Dataset:
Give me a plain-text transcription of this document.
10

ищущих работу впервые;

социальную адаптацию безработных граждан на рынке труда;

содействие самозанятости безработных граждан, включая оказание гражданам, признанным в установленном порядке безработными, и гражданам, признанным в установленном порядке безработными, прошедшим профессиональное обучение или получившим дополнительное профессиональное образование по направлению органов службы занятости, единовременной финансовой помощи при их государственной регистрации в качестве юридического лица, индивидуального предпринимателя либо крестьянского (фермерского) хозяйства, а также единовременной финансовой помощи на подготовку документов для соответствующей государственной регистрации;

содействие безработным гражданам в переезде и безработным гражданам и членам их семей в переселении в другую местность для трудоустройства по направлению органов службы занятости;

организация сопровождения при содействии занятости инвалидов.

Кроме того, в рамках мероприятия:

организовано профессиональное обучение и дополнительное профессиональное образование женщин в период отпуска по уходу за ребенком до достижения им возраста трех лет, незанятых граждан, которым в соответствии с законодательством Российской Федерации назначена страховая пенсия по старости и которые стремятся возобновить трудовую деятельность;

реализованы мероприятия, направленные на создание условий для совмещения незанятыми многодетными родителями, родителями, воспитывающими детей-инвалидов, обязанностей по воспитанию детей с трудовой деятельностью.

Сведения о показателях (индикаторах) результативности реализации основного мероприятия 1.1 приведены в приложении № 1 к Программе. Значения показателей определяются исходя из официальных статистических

What is expected: Write the data out again in full and exactly.

Output of the task:
Give me a plain-text transcription of this document.
10

ищущих работу впервые;

социальную адаптацию безработных граждан на рынке труда;

содействие самозанятости безработных граждан, включая оказание гражданам, признанным в установленном порядке безработными, и гражданам, признанным в установленном порядке безработными, прошедшим профессиональное обучение или получившим дополнительное профессиональное образование по направлению органов службы занятости, единовременной финансовой помощи при их государственной регистрации в качестве юридического лица, индивидуального предпринимателя либо крестьянского (фермерского) хозяйства, а также единовременной финансовой помощи на подготовку документов для соответствующей государственной регистрации;

содействие безработным гражданам в переезде и безработным гражданам и членам их семей в переселении в другую местность для трудоустройства по направлению органов службы занятости;

организация сопровождения при содействии занятости инвалидов.

Кроме того, в рамках мероприятия:

организовано профессиональное обучение и дополнительное профессиональное образование женщин в период отпуска по уходу за ребенком до достижения им возраста трех лет, незанятых граждан, которым в соответствии с законодательством Российской Федерации назначена страховая пенсия по старости и которые стремятся возобновить трудовую деятельность;

реализованы мероприятия, направленные на создание условий для совмещения незанятыми многодетными родителями, родителями, воспитывающими детей-инвалидов, обязанностей по воспитанию детей с трудовой деятельностью.

Сведения о показателях (индикаторах) результативности реализации основного мероприятия 1.1 приведены в приложении № 1 к Программе. Значения показателей определяются исходя из официальных статистических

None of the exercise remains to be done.